▶ Input material
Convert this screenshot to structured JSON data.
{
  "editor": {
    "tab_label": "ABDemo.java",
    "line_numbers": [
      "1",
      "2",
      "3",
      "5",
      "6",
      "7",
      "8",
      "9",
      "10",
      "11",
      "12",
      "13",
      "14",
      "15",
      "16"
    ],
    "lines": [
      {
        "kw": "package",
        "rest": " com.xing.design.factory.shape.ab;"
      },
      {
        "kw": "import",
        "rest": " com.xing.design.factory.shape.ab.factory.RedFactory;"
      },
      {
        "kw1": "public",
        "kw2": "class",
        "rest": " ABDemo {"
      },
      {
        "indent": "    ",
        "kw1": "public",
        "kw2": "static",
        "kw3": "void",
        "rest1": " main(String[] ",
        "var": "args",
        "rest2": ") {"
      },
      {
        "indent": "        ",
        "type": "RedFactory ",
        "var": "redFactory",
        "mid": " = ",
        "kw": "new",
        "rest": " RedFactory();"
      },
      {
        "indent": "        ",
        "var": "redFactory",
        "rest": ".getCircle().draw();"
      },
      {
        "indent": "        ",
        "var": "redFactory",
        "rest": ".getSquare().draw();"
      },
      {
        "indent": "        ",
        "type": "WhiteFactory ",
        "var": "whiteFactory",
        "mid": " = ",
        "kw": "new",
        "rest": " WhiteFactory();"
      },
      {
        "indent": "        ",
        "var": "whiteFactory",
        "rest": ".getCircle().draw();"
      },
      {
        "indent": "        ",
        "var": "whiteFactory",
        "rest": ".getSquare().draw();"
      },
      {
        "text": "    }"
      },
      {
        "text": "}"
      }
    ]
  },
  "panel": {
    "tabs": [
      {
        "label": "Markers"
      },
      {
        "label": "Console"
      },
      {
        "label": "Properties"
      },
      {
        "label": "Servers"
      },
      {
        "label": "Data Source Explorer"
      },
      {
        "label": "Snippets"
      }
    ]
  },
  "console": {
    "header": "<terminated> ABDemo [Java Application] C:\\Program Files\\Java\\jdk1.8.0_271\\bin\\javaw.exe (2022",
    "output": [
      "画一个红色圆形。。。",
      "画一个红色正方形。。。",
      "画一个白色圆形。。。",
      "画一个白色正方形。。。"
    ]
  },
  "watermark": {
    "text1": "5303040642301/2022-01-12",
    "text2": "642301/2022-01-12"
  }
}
--
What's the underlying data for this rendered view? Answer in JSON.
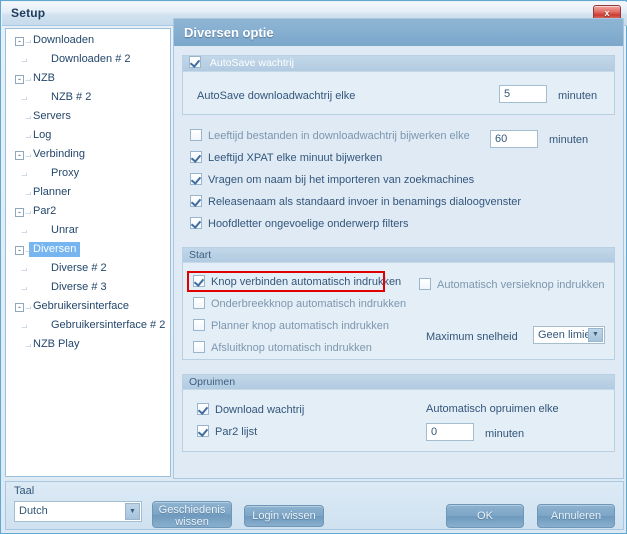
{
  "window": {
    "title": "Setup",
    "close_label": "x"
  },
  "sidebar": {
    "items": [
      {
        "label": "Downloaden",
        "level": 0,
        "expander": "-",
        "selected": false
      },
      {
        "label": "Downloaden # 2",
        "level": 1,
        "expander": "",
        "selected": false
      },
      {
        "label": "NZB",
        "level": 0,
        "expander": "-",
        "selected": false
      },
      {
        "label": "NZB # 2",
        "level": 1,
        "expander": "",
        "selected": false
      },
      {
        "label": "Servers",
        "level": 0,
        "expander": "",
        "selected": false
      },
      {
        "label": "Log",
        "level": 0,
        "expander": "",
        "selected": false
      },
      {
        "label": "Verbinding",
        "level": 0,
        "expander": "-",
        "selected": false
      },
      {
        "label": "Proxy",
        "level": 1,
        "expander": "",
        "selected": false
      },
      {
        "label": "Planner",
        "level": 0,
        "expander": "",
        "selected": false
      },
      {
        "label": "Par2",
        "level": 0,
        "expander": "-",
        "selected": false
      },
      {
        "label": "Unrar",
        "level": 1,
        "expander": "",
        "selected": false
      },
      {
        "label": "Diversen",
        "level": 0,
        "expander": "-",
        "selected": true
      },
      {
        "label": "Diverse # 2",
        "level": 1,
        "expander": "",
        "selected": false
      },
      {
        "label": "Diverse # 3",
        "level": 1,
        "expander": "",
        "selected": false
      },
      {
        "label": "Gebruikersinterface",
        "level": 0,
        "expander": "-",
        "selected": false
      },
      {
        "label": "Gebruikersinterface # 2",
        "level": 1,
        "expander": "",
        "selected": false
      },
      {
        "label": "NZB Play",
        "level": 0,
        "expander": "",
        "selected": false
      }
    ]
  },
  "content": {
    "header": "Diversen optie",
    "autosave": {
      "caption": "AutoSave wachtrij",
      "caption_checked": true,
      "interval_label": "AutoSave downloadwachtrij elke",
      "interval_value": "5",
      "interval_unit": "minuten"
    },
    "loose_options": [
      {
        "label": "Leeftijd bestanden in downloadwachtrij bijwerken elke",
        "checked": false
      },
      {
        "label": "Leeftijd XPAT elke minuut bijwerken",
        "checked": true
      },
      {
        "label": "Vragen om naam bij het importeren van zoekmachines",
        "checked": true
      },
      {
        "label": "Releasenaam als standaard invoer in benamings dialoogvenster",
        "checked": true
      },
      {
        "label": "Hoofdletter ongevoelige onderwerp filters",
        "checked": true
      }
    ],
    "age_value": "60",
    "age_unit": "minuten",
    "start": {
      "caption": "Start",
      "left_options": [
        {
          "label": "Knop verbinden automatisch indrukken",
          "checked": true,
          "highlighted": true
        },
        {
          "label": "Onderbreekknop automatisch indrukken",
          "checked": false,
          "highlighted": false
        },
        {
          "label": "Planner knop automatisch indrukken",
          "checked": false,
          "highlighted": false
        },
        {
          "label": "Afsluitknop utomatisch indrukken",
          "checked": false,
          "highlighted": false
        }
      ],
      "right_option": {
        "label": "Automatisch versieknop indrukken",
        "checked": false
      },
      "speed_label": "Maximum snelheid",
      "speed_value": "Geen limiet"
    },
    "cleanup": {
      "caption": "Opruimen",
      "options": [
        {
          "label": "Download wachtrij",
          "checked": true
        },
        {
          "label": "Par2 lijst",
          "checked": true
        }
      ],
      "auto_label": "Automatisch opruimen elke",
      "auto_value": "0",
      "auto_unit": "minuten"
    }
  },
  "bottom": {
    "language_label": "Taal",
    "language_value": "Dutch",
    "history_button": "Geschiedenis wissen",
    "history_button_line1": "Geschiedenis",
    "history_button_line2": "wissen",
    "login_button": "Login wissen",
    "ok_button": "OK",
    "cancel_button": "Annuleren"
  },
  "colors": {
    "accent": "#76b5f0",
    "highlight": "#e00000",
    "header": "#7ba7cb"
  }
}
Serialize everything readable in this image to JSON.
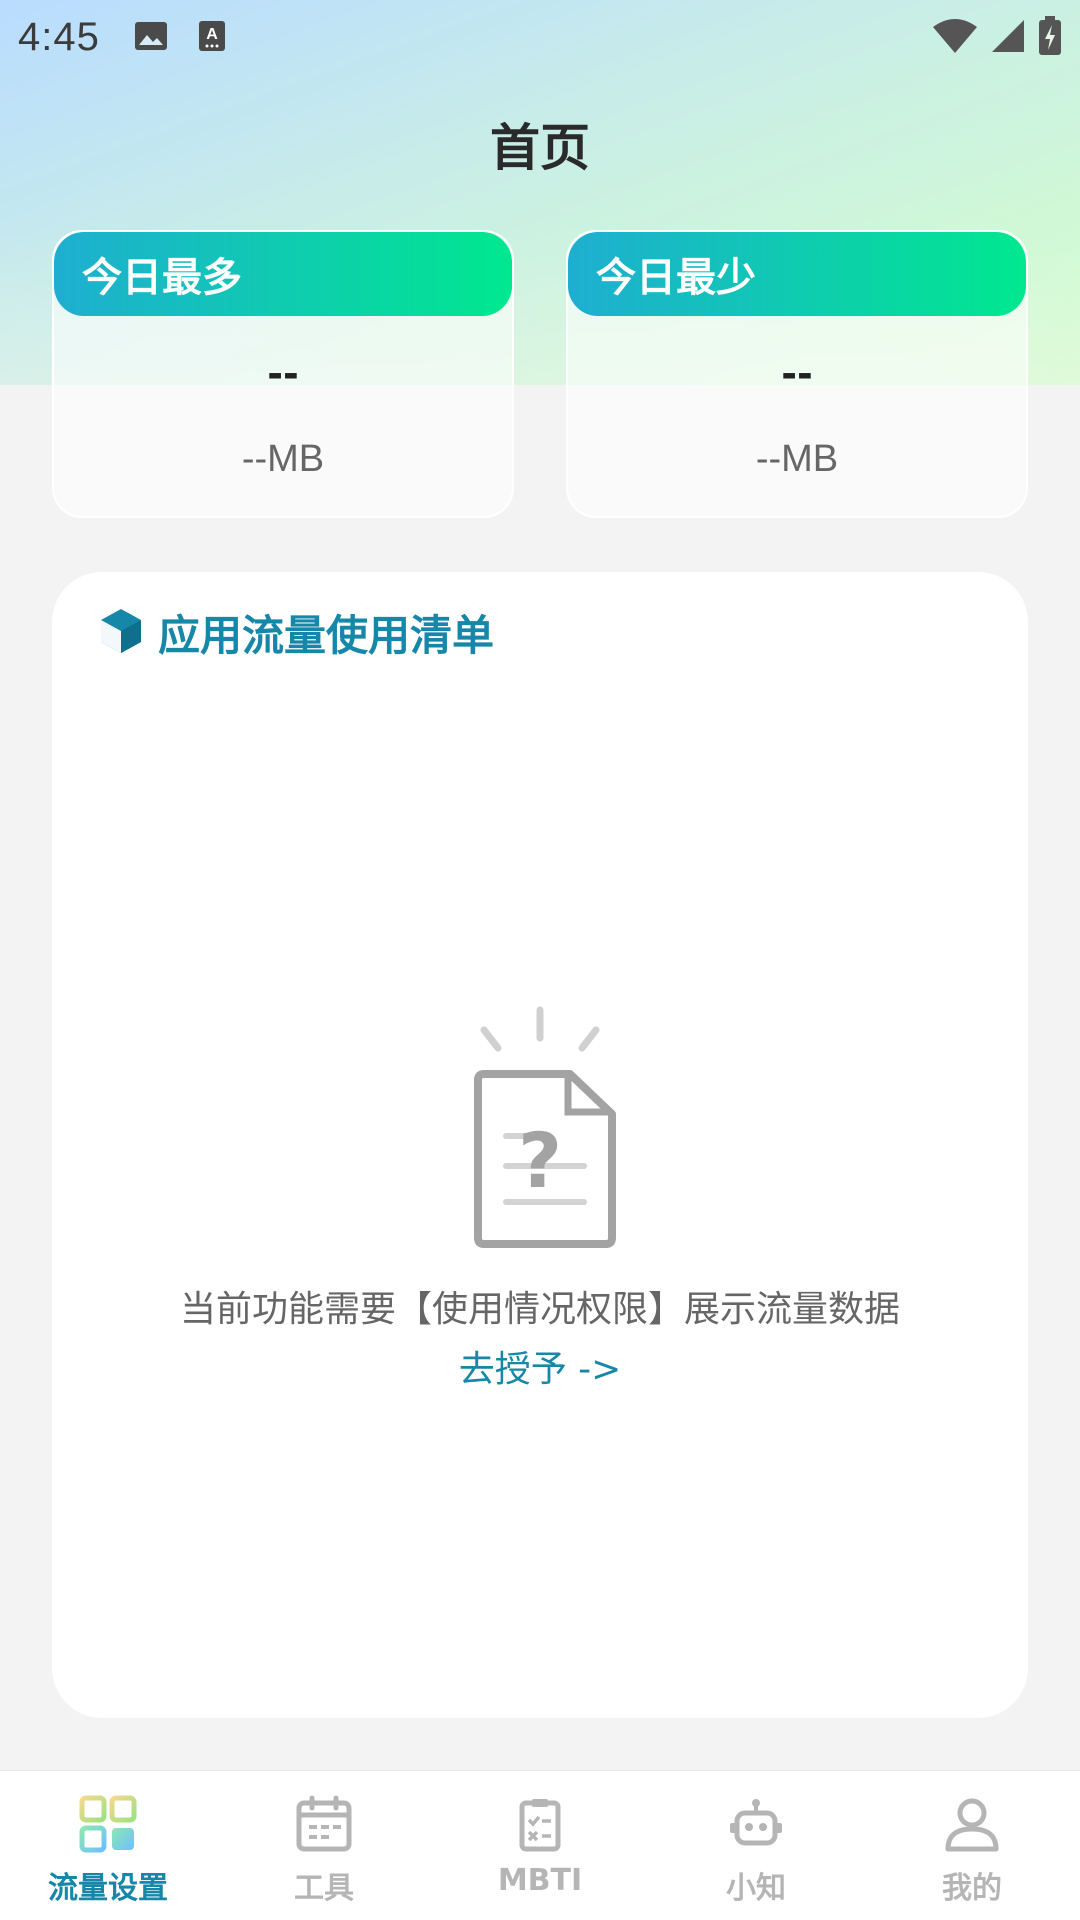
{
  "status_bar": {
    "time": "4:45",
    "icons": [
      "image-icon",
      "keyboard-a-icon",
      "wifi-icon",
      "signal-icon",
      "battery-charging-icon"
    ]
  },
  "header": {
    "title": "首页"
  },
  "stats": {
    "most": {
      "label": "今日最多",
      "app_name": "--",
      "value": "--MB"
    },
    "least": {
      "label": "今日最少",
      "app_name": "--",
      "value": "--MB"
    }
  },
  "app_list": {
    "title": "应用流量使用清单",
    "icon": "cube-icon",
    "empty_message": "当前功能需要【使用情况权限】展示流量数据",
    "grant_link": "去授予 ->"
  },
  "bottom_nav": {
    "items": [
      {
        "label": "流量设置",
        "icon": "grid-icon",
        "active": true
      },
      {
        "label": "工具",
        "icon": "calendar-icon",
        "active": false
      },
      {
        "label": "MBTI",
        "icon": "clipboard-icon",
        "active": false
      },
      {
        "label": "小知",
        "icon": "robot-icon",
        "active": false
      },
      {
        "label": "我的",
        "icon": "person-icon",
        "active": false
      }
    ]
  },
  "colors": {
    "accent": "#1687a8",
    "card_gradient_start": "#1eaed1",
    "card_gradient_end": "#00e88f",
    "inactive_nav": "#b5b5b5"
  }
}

▶ To do
Copy every line of the material in which the word "bijwerken" occurs.

▶ Task solution
        "label": "Leeftijd bestanden in downloadwachtrij bijwerken elke",
        "label": "Leeftijd XPAT elke minuut bijwerken",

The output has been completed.